┌──

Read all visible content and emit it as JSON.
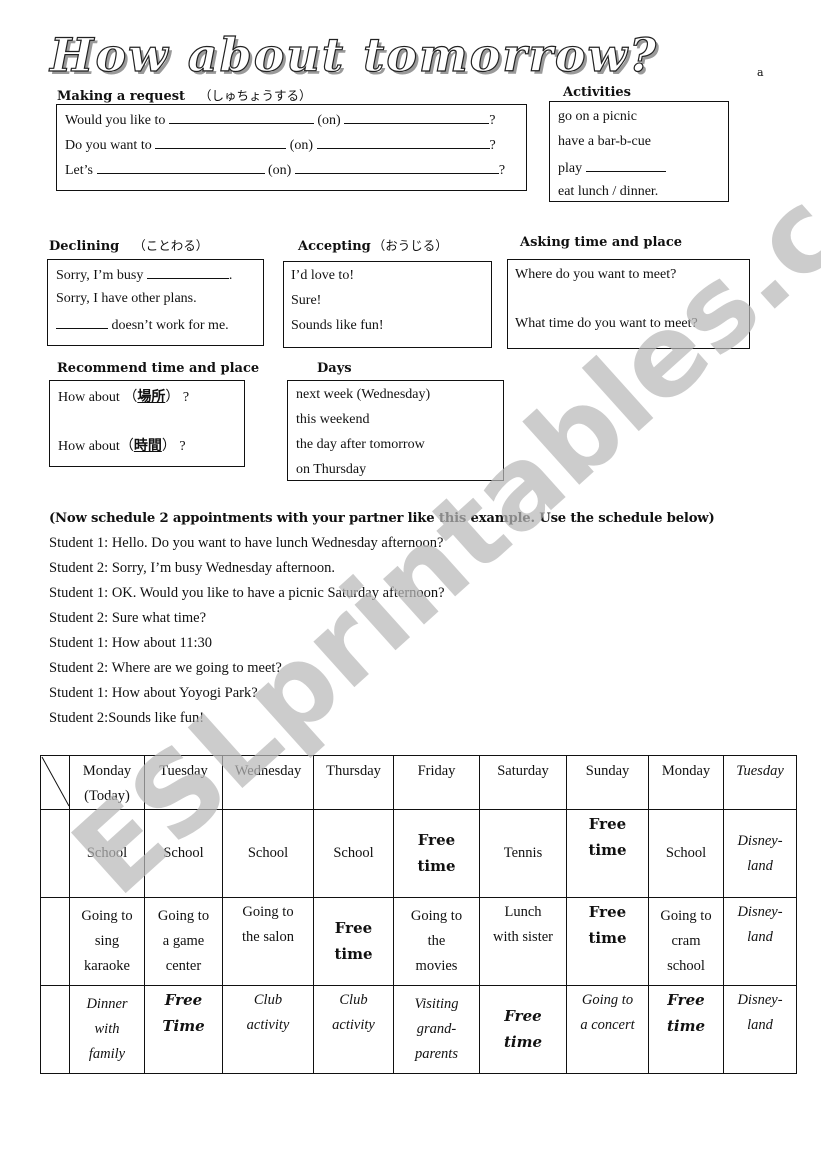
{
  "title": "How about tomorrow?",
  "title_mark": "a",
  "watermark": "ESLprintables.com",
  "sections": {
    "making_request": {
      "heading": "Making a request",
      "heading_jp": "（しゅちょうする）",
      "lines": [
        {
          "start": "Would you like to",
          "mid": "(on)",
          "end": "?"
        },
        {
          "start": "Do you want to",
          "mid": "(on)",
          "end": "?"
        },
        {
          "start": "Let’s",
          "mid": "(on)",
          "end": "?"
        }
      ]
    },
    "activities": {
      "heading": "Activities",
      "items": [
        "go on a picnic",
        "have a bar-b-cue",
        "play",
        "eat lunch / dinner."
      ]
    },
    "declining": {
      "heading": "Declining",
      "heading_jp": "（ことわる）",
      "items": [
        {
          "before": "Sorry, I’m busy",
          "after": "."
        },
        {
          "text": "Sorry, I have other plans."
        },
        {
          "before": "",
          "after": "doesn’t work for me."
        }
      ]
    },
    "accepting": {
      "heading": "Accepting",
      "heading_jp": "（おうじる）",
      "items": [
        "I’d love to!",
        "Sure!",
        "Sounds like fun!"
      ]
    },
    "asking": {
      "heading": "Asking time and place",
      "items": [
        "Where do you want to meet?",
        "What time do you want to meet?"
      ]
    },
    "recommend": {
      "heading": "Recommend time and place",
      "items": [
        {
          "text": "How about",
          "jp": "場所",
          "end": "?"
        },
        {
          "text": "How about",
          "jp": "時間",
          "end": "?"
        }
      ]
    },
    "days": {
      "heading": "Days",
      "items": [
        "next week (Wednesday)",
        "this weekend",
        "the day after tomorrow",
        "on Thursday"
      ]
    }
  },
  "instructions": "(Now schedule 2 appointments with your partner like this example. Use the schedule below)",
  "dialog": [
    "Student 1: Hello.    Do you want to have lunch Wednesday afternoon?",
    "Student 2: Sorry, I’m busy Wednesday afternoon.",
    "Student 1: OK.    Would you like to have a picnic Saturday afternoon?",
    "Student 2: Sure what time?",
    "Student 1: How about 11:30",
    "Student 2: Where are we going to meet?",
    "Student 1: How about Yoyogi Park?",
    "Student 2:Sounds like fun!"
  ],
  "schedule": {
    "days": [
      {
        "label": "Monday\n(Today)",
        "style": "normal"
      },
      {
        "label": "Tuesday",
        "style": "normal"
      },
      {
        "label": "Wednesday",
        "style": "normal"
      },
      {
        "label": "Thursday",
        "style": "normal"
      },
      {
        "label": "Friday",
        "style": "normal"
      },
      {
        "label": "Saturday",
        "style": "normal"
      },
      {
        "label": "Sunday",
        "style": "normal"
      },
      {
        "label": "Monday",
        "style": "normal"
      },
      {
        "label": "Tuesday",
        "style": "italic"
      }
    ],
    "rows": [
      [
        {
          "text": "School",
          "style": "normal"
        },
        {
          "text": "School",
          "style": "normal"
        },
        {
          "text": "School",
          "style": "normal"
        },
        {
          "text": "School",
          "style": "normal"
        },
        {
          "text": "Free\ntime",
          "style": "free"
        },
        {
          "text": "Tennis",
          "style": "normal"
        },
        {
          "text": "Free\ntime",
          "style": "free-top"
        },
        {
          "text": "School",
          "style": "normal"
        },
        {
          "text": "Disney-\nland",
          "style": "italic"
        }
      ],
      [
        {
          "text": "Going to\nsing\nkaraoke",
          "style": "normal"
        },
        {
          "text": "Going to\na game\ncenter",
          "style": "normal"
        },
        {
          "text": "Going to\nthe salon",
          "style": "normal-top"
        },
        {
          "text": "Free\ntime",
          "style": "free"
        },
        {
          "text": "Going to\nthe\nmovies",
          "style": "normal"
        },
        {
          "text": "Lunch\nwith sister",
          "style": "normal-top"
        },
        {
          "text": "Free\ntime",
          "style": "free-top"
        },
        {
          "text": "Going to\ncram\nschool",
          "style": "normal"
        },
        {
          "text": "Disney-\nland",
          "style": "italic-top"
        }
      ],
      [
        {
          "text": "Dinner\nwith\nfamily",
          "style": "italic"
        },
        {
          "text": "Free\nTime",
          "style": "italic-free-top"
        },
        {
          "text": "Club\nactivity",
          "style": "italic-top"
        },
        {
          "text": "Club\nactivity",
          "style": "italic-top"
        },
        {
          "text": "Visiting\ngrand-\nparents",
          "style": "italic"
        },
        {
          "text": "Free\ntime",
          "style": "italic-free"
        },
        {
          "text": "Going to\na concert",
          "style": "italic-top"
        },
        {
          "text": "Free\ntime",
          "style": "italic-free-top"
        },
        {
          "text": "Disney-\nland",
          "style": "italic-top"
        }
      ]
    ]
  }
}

└──
┌──

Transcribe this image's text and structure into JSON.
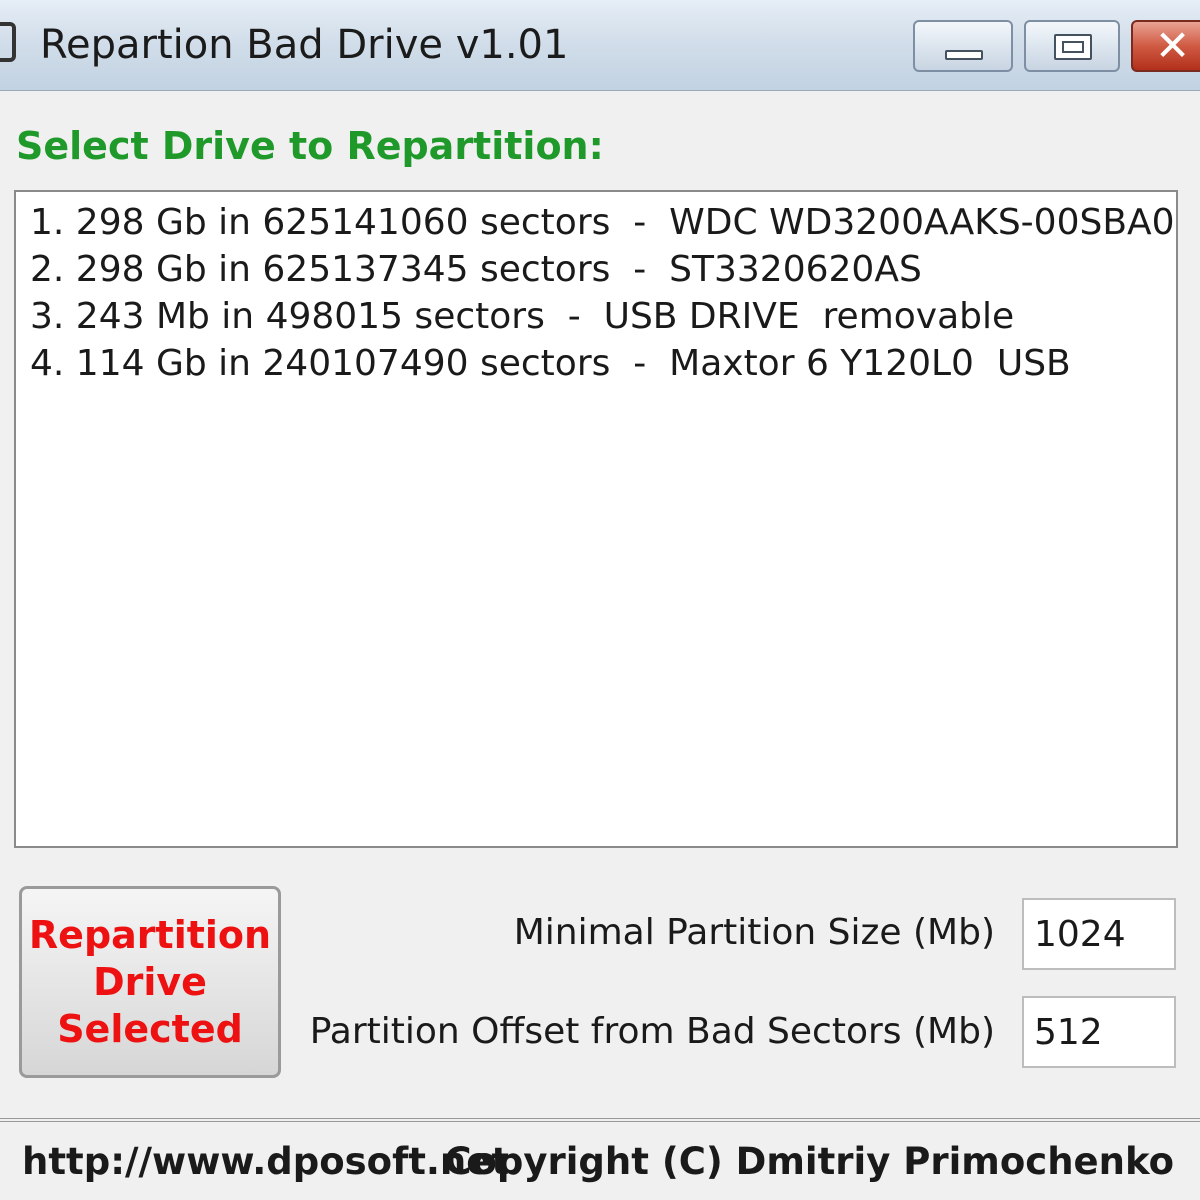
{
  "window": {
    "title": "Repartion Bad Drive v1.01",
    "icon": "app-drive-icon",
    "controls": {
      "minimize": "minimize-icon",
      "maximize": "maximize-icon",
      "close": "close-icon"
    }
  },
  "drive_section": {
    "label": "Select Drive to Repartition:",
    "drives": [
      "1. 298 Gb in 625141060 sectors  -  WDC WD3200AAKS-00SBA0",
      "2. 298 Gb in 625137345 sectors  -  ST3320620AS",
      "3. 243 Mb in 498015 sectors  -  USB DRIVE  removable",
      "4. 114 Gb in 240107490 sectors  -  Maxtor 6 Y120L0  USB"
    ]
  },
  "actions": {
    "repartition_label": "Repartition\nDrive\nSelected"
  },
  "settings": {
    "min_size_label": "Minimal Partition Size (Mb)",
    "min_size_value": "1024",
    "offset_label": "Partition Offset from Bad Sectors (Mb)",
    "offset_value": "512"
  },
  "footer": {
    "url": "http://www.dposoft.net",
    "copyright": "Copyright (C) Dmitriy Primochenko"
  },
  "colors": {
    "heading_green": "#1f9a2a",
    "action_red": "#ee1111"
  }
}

└──

=== Written task ===
Gather each line in these records that contains the string "Saturday".

=== Complete answer ===
    "Student 1: OK.    Would you like to have a picnic Saturday afternoon?",
        "label": "Saturday",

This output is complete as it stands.